EXERCISE GOAL:
Once the pictures are set aside, transcribe the remaining data exactly.

***** ENTRIES PROVIDED *****

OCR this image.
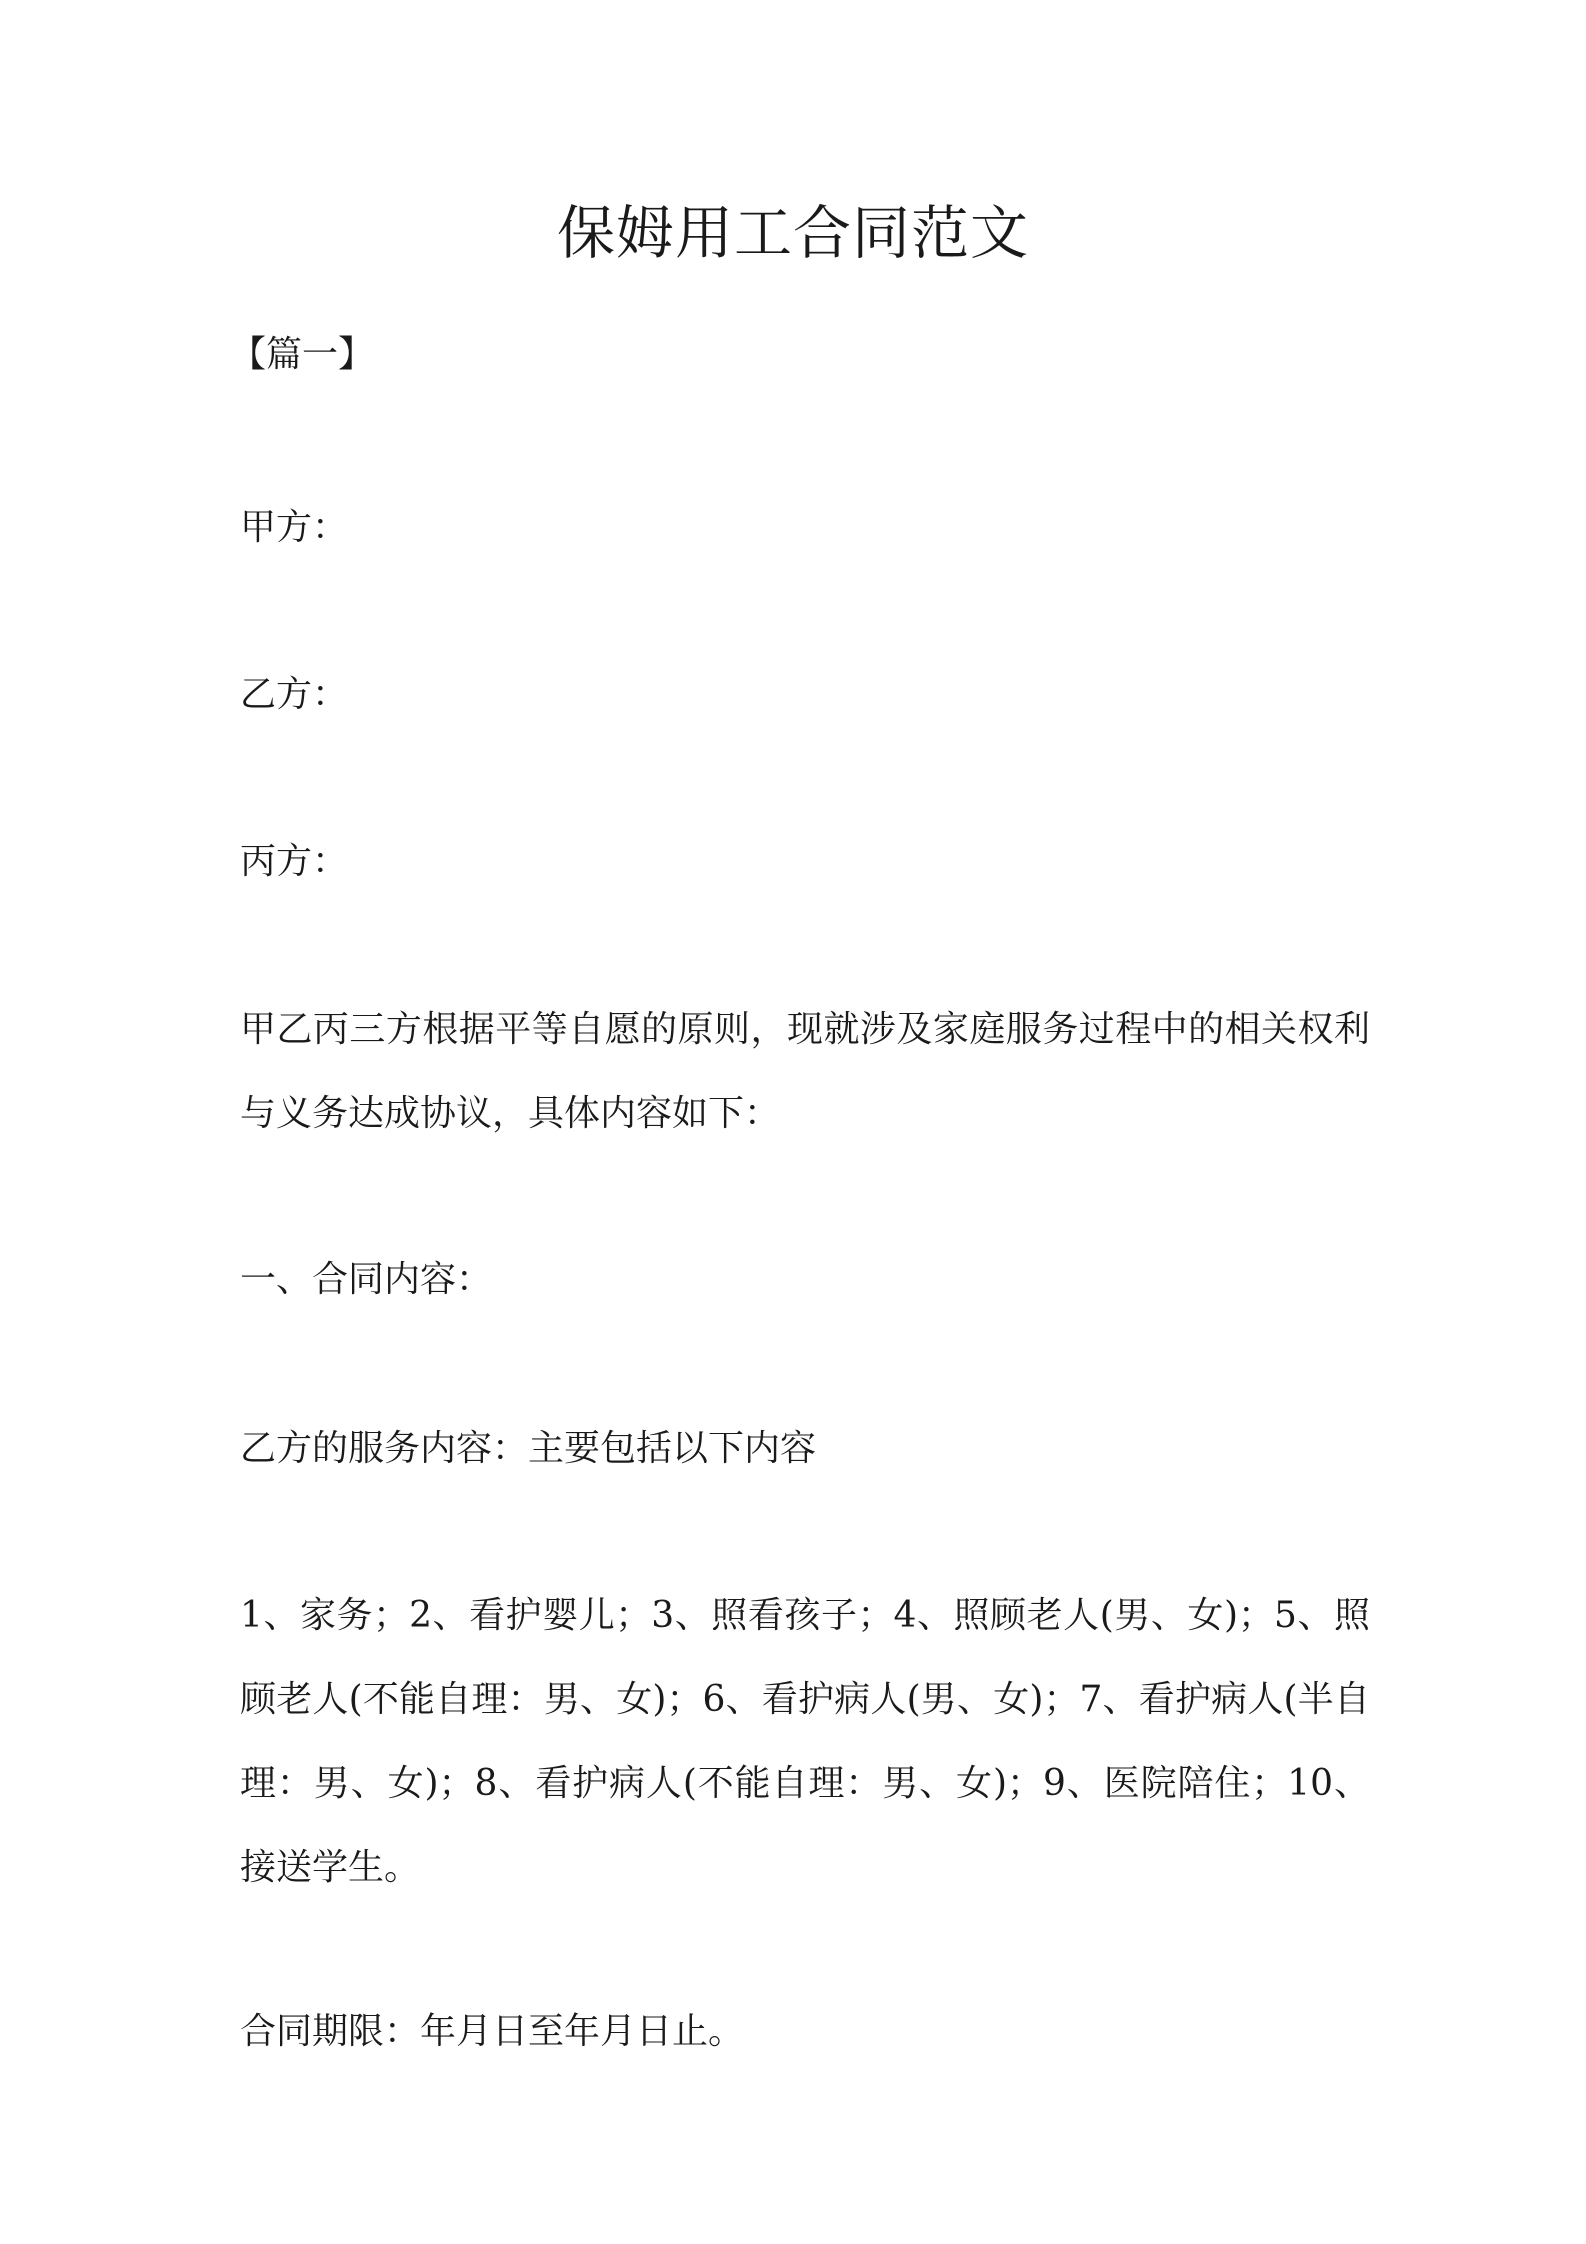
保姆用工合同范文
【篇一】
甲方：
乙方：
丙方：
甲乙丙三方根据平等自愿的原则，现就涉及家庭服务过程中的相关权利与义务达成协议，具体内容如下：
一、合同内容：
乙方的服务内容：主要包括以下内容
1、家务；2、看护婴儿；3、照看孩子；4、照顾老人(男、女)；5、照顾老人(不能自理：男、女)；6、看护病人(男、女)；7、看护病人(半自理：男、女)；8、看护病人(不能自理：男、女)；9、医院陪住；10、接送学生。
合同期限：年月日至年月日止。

*****

SOLUTION FOR THIS EXERCISE:
OCR this image.
保姆用工合同范文
【篇一】
甲方：
乙方：
丙方：
甲乙丙三方根据平等自愿的原则，现就涉及家庭服务过程中的相关权利与义务达成协议，具体内容如下：
一、合同内容：
乙方的服务内容：主要包括以下内容
1、家务；2、看护婴儿；3、照看孩子；4、照顾老人(男、女)；5、照顾老人(不能自理：男、女)；6、看护病人(男、女)；7、看护病人(半自理：男、女)；8、看护病人(不能自理：男、女)；9、医院陪住；10、接送学生。
合同期限：年月日至年月日止。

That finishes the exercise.